* PROBLEM 1
In the dataset excerpt, begin at the first line and stop after the line that contains "region-arrow-icon: ▾: [775, 372, 786, 398]". Present those lines as a numbered list and leave out any blank lines.

MOSCOW — Russia said on Wednesday it would veto any UN resolution on Syria that it finds unacceptable, after demanding any measure rule out military intervention to halt the bloodshed touched off by protests against President Bashar al-Assad's rule.
The political violence in Syria has killed at least 5,000 people in the past 10 months and activists say Assad's forces have stepped up operations this week on opposition strongholds, from Damascus suburbs to the cities of Hama, Homs and the border provinces of Deraa and Idlib.
Arab and Western states urged the UN Security Council on Tuesday to act swiftly on a resolution calling for Assad to hand over powers to his deputy and defuse the 11-month-old uprising against his family's dynastic rule.
"If the text will be unacceptable for us we will vote against it, of course," Russian UN envoy Vitaly Churkin told reporters in Moscow via a videolink from New York.
"If it is a text that we consider erroneous, that will lead to a worsening of the crisis, we will not allow it to be passed. That is unequivocal," he said.
His remarks came hours after Russia's envoy to the European Union, Vladimir Chizhov, said there was no chance the Western-Arab draft text could be accepted unless it expressly rejected armed intervention.
Russia and China, both veto-wielding Security Council members, have resisted a Western push for a resolution condemning the Syrian government's crackdown on unrest.
Despite the Russian comments, French Foreign Minister Alain Juppe said a "window of hope" had opened. "We will work furiously in the next few days to try and get a resolution that will allow the Arab League to forge ahead in finding a solution," he told parliament in Paris.

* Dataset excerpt
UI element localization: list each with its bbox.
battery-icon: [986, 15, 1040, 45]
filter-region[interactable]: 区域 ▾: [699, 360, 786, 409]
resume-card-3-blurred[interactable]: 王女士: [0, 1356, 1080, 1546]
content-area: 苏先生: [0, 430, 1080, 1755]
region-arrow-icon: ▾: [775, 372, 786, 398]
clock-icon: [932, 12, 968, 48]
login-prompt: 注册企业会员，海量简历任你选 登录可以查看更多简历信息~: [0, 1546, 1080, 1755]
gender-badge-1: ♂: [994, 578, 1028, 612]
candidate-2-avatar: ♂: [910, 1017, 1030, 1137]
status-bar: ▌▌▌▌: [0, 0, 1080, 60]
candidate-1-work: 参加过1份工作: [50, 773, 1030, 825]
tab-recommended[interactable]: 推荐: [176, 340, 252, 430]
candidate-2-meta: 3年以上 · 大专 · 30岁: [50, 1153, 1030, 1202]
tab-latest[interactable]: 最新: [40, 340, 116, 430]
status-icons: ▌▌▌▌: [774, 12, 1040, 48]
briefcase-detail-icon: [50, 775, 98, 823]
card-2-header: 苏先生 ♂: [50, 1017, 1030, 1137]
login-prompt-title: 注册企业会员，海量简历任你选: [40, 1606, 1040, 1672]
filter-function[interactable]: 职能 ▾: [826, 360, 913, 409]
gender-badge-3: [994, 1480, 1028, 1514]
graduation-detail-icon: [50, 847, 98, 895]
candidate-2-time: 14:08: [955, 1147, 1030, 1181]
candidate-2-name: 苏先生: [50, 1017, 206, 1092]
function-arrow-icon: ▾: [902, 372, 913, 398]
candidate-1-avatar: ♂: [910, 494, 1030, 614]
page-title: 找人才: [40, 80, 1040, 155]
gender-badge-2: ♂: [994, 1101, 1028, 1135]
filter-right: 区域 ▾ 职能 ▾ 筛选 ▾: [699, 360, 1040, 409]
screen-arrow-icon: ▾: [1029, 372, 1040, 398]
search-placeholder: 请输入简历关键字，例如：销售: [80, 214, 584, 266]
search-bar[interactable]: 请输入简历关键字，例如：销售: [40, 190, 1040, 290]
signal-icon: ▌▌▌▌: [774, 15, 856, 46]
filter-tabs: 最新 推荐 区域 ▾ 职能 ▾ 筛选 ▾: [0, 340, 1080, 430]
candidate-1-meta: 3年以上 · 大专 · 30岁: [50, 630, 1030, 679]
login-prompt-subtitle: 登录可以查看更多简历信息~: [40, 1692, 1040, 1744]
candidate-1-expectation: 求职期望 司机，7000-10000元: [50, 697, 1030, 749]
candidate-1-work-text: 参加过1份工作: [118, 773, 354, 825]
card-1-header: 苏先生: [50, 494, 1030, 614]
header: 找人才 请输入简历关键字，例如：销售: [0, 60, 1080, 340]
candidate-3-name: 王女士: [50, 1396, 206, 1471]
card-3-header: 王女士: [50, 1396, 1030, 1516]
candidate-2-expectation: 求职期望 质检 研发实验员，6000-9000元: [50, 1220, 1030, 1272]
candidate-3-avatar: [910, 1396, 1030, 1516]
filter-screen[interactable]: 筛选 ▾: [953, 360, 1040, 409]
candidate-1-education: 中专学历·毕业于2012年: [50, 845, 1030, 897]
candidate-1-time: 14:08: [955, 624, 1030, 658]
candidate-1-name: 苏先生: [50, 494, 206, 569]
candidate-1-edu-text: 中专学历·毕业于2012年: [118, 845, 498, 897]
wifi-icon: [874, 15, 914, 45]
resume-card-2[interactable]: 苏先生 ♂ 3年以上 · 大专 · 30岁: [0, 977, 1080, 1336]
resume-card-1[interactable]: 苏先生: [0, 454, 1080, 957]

* PROBLEM 2
Summarize the article on Russia's stance toward a UN resolution on Syria in two sentences.

* FULL OUTPUT 1
1. UI element localization: list each with its bbox.
2. battery-icon: [986, 15, 1040, 45]
3. filter-region[interactable]: 区域 ▾: [699, 360, 786, 409]
4. resume-card-3-blurred[interactable]: 王女士: [0, 1356, 1080, 1546]
5. content-area: 苏先生: [0, 430, 1080, 1755]
6. region-arrow-icon: ▾: [775, 372, 786, 398]

* FULL OUTPUT 2
Russia said it would veto any UN resolution on Syria that it found unacceptable and demanded that any measure rule out military intervention in violence that has killed at least 5,000 people. Arab and Western states urged the Security Council to act swiftly on a resolution calling for Assad to hand over powers to his deputy, and France's foreign minister said a "window of hope" had opened despite the Russian comments.